Approach to Congenital Myasthenic Syndrome
The optimal treatment for congenital myasthenic syndrome (CMS) must be based on the specific genetic defect and its localization in the neuromuscular junction, as medications can be effective in some CMS subtypes but harmful in others. 1, 2
Diagnosis and Initial Assessment
Clinical Presentation
- Hypotonia and weakness, usually from birth
- Static or slowly progressive clinical course
- Prominent facial weakness with/without ptosis
- Generalized hypotonic posture with hyporeflexia
- Poor muscle bulk
- Proximal muscle weakness
- Respiratory and bulbar muscle dysfunction
- Relatively normal cognitive abilities and sensation 3
Diagnostic Workup
Genetic testing: First-line diagnostic approach
Electrodiagnostic studies:
- Repetitive nerve stimulation
- Single-fiber EMG (sensitivity >90%) 5
Additional testing:
- Pulmonary function assessment (NIF and vital capacity)

Work instructions »
Copy the entire text on congenital myasthenic syndrome above exactly as it appears, line for line.

Dataset »

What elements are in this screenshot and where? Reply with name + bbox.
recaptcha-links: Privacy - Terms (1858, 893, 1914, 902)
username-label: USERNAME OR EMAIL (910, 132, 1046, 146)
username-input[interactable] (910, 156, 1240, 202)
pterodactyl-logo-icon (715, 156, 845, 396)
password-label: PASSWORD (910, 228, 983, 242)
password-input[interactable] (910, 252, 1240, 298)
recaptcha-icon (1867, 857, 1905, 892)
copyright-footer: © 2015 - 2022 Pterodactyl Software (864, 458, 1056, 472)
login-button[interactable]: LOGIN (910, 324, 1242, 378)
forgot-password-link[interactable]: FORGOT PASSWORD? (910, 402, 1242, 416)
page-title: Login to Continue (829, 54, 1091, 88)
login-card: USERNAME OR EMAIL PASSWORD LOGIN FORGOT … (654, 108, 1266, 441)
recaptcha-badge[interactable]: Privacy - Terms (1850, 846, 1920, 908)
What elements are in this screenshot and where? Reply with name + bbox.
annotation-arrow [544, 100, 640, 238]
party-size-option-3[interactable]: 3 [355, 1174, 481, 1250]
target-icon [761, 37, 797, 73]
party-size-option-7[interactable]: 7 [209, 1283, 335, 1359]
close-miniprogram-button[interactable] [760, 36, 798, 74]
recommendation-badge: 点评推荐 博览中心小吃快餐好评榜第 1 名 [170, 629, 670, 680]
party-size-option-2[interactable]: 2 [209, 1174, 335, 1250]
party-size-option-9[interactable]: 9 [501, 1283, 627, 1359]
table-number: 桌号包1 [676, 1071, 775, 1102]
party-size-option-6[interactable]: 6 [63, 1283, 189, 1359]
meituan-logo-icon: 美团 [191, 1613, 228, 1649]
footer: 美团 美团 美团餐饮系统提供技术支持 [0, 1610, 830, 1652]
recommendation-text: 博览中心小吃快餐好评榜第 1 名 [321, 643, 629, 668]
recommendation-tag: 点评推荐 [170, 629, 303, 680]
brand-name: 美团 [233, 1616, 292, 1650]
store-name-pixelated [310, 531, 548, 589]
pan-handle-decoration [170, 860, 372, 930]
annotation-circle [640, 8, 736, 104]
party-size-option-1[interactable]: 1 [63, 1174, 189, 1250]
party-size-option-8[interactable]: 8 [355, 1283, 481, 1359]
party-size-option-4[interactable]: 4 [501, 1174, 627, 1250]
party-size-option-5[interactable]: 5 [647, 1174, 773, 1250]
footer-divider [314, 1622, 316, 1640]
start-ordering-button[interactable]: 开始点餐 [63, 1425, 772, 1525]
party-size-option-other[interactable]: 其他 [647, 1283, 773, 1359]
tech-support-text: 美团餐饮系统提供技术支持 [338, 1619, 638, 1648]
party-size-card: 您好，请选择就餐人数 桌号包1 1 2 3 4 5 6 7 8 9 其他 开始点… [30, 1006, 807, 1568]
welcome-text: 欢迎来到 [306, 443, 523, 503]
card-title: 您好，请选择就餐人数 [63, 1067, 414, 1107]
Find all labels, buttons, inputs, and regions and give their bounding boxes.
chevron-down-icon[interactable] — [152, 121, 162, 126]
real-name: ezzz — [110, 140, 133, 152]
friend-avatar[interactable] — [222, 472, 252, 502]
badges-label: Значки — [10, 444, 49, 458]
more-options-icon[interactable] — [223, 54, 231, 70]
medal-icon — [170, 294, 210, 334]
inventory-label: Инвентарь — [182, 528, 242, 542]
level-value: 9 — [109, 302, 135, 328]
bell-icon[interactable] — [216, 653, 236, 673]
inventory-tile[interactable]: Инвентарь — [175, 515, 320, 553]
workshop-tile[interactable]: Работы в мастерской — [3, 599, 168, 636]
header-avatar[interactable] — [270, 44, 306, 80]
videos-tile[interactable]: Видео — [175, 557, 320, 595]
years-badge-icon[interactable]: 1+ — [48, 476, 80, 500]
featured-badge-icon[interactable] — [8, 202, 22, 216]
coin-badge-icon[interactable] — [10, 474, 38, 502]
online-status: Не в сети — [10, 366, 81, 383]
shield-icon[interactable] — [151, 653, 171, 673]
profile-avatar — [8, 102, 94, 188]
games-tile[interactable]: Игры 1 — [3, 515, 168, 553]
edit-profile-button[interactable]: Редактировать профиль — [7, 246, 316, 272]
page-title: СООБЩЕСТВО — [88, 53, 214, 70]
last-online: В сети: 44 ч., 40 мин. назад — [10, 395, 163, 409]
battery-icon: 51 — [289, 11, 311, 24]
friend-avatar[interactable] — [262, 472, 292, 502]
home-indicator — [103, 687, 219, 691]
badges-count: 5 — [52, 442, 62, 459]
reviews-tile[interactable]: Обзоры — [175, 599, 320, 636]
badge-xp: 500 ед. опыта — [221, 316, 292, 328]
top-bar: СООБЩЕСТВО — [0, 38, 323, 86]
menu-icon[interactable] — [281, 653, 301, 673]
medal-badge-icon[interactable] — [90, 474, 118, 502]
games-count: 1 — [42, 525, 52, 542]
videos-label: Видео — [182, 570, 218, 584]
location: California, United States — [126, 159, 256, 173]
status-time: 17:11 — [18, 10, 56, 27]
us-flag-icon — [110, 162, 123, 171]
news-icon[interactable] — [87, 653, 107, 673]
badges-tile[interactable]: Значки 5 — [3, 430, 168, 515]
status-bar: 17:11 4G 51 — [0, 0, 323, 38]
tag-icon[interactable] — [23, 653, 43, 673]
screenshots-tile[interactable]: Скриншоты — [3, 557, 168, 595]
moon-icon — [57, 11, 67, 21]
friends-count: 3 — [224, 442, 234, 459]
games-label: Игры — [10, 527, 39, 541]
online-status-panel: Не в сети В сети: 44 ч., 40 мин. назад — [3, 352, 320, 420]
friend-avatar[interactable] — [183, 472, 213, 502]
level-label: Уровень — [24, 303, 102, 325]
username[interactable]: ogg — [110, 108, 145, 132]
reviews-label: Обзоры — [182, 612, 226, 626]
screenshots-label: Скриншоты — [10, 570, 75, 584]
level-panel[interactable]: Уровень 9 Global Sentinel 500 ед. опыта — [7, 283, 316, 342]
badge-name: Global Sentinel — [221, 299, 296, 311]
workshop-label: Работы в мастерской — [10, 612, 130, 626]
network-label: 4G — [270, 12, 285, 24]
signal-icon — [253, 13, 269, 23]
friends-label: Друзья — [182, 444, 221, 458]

Solution »
Approach to Congenital Myasthenic Syndrome
The optimal treatment for congenital myasthenic syndrome (CMS) must be based on the specific genetic defect and its localization in the neuromuscular junction, as medications can be effective in some CMS subtypes but harmful in others. 1, 2
Diagnosis and Initial Assessment
Clinical Presentation
- Hypotonia and weakness, usually from birth
- Static or slowly progressive clinical course
- Prominent facial weakness with/without ptosis
- Generalized hypotonic posture with hyporeflexia
- Poor muscle bulk
- Proximal muscle weakness
- Respiratory and bulbar muscle dysfunction
- Relatively normal cognitive abilities and sensation 3
Diagnostic Workup
Genetic testing: First-line diagnostic approach
Electrodiagnostic studies:
- Repetitive nerve stimulation
- Single-fiber EMG (sensitivity >90%) 5
Additional testing:
- Pulmonary function assessment (NIF and vital capacity)